--- Job ---
The entire listing is to be repeated verbatim.

Figure content listings:
════════════════

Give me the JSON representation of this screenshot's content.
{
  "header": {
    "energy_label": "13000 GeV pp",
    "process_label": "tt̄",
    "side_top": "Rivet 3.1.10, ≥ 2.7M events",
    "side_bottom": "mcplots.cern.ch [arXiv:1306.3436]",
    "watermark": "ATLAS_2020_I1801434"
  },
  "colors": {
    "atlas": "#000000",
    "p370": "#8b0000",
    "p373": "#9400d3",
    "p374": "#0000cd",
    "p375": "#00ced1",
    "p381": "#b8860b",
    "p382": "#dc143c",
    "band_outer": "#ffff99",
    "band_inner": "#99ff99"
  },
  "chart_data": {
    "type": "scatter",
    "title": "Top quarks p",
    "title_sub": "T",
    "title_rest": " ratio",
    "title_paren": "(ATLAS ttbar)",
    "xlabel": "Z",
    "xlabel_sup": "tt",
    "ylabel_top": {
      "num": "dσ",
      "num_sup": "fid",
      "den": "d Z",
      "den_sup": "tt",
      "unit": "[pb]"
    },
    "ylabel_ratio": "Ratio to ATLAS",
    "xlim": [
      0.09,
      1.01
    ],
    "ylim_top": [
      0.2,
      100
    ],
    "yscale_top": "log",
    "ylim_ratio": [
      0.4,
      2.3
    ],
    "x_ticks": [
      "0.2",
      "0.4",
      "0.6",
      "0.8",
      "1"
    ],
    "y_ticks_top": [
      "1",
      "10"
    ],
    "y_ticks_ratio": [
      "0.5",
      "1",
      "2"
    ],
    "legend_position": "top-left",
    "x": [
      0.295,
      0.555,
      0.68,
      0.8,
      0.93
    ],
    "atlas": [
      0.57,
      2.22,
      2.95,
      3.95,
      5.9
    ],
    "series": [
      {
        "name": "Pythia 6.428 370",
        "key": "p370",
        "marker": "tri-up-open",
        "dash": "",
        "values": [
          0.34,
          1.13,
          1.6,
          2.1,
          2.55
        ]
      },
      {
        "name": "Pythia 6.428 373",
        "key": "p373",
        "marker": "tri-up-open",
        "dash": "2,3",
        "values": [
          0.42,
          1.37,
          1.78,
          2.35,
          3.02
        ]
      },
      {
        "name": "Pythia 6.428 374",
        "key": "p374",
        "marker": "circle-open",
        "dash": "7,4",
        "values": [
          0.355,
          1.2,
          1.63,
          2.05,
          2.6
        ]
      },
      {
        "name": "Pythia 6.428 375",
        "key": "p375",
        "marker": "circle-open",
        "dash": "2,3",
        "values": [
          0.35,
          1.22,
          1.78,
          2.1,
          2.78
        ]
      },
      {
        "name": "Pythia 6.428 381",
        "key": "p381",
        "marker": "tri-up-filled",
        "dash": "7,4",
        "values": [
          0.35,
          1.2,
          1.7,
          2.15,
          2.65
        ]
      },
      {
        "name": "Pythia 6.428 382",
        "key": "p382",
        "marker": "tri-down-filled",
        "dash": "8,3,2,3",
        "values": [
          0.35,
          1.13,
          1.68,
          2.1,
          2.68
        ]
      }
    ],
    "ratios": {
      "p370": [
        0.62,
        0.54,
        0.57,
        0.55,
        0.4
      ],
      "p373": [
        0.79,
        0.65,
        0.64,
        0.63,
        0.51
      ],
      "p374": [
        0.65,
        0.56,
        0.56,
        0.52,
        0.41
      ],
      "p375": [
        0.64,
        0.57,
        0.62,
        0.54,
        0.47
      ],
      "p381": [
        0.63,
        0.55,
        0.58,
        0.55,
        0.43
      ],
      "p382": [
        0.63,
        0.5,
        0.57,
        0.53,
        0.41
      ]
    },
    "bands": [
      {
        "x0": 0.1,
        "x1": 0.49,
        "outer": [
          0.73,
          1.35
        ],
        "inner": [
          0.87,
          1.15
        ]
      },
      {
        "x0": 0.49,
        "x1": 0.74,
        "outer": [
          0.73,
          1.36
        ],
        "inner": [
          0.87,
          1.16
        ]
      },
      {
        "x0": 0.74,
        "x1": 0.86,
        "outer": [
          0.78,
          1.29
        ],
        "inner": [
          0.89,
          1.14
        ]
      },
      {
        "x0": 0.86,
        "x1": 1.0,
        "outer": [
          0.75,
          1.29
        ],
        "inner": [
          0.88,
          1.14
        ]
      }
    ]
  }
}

════════════════

--- Result for this exercise ---
Give me the JSON representation of this screenshot's content.
{
  "header": {
    "energy_label": "13000 GeV pp",
    "process_label": "tt̄",
    "side_top": "Rivet 3.1.10, ≥ 2.7M events",
    "side_bottom": "mcplots.cern.ch [arXiv:1306.3436]",
    "watermark": "ATLAS_2020_I1801434"
  },
  "colors": {
    "atlas": "#000000",
    "p370": "#8b0000",
    "p373": "#9400d3",
    "p374": "#0000cd",
    "p375": "#00ced1",
    "p381": "#b8860b",
    "p382": "#dc143c",
    "band_outer": "#ffff99",
    "band_inner": "#99ff99"
  },
  "chart_data": {
    "type": "scatter",
    "title": "Top quarks p",
    "title_sub": "T",
    "title_rest": " ratio",
    "title_paren": "(ATLAS ttbar)",
    "xlabel": "Z",
    "xlabel_sup": "tt",
    "ylabel_top": {
      "num": "dσ",
      "num_sup": "fid",
      "den": "d Z",
      "den_sup": "tt",
      "unit": "[pb]"
    },
    "ylabel_ratio": "Ratio to ATLAS",
    "xlim": [
      0.09,
      1.01
    ],
    "ylim_top": [
      0.2,
      100
    ],
    "yscale_top": "log",
    "ylim_ratio": [
      0.4,
      2.3
    ],
    "x_ticks": [
      "0.2",
      "0.4",
      "0.6",
      "0.8",
      "1"
    ],
    "y_ticks_top": [
      "1",
      "10"
    ],
    "y_ticks_ratio": [
      "0.5",
      "1",
      "2"
    ],
    "legend_position": "top-left",
    "x": [
      0.295,
      0.555,
      0.68,
      0.8,
      0.93
    ],
    "atlas": [
      0.57,
      2.22,
      2.95,
      3.95,
      5.9
    ],
    "series": [
      {
        "name": "Pythia 6.428 370",
        "key": "p370",
        "marker": "tri-up-open",
        "dash": "",
        "values": [
          0.34,
          1.13,
          1.6,
          2.1,
          2.55
        ]
      },
      {
        "name": "Pythia 6.428 373",
        "key": "p373",
        "marker": "tri-up-open",
        "dash": "2,3",
        "values": [
          0.42,
          1.37,
          1.78,
          2.35,
          3.02
        ]
      },
      {
        "name": "Pythia 6.428 374",
        "key": "p374",
        "marker": "circle-open",
        "dash": "7,4",
        "values": [
          0.355,
          1.2,
          1.63,
          2.05,
          2.6
        ]
      },
      {
        "name": "Pythia 6.428 375",
        "key": "p375",
        "marker": "circle-open",
        "dash": "2,3",
        "values": [
          0.35,
          1.22,
          1.78,
          2.1,
          2.78
        ]
      },
      {
        "name": "Pythia 6.428 381",
        "key": "p381",
        "marker": "tri-up-filled",
        "dash": "7,4",
        "values": [
          0.35,
          1.2,
          1.7,
          2.15,
          2.65
        ]
      },
      {
        "name": "Pythia 6.428 382",
        "key": "p382",
        "marker": "tri-down-filled",
        "dash": "8,3,2,3",
        "values": [
          0.35,
          1.13,
          1.68,
          2.1,
          2.68
        ]
      }
    ],
    "ratios": {
      "p370": [
        0.62,
        0.54,
        0.57,
        0.55,
        0.4
      ],
      "p373": [
        0.79,
        0.65,
        0.64,
        0.63,
        0.51
      ],
      "p374": [
        0.65,
        0.56,
        0.56,
        0.52,
        0.41
      ],
      "p375": [
        0.64,
        0.57,
        0.62,
        0.54,
        0.47
      ],
      "p381": [
        0.63,
        0.55,
        0.58,
        0.55,
        0.43
      ],
      "p382": [
        0.63,
        0.5,
        0.57,
        0.53,
        0.41
      ]
    },
    "bands": [
      {
        "x0": 0.1,
        "x1": 0.49,
        "outer": [
          0.73,
          1.35
        ],
        "inner": [
          0.87,
          1.15
        ]
      },
      {
        "x0": 0.49,
        "x1": 0.74,
        "outer": [
          0.73,
          1.36
        ],
        "inner": [
          0.87,
          1.16
        ]
      },
      {
        "x0": 0.74,
        "x1": 0.86,
        "outer": [
          0.78,
          1.29
        ],
        "inner": [
          0.89,
          1.14
        ]
      },
      {
        "x0": 0.86,
        "x1": 1.0,
        "outer": [
          0.75,
          1.29
        ],
        "inner": [
          0.88,
          1.14
        ]
      }
    ]
  }
}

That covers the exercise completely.